A block of data
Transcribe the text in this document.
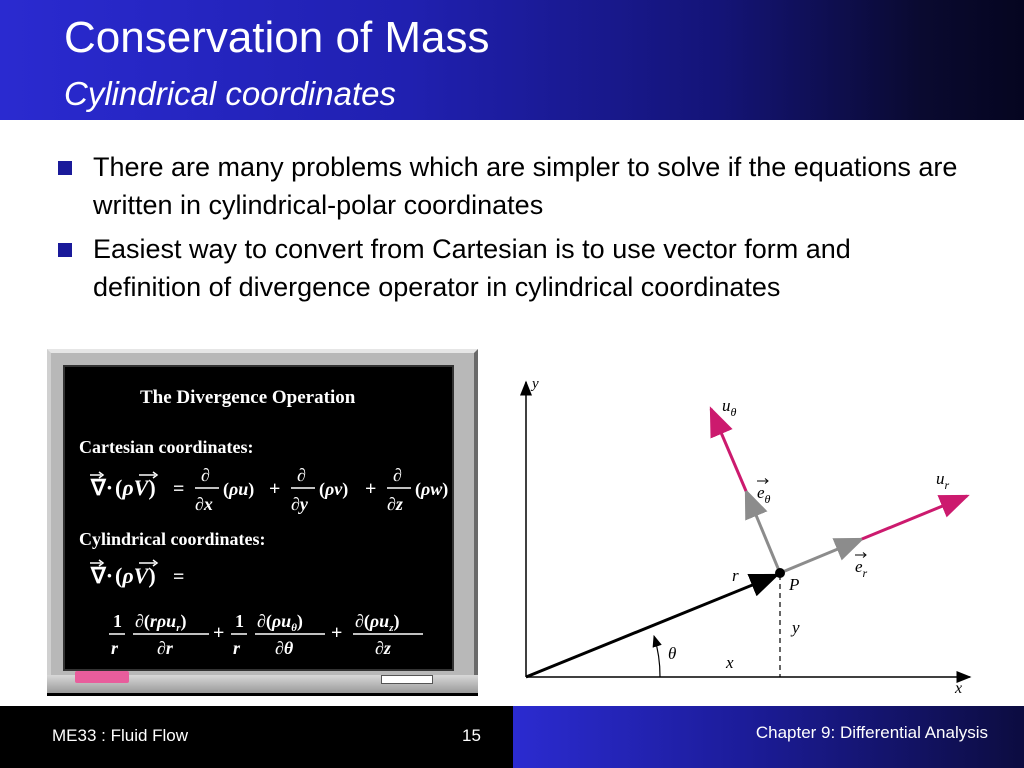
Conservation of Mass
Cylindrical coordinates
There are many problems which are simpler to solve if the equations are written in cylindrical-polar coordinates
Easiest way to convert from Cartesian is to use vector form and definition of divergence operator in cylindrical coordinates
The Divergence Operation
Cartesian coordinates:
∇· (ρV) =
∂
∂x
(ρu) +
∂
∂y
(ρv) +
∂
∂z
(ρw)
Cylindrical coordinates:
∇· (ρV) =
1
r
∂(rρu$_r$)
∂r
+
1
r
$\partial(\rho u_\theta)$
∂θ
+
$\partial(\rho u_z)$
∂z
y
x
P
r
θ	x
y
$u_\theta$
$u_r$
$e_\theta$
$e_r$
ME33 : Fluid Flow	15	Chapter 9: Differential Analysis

WHAT IS EXPECTED — Reproduce the data above in full, exactly as it is, with the pictures left out.

TASK RESULT —
Transcribe the text in this document.
Conservation of Mass
Cylindrical coordinates
There are many problems which are simpler to solve if the equations are written in cylindrical-polar coordinates
Easiest way to convert from Cartesian is to use vector form and definition of divergence operator in cylindrical coordinates
The Divergence Operation
Cartesian coordinates:
∇· (ρV) =
∂
∂x
(ρu) +
∂
∂y
(ρv) +
∂
∂z
(ρw)
Cylindrical coordinates:
∇· (ρV) =
1
r
∂(rρu$_r$)
∂r
+
1
r
$\partial(\rho u_\theta)$
∂θ
+
$\partial(\rho u_z)$
∂z
y
x
P
r
θ	x
y
$u_\theta$
$u_r$
$e_\theta$
$e_r$
ME33 : Fluid Flow	15	Chapter 9: Differential Analysis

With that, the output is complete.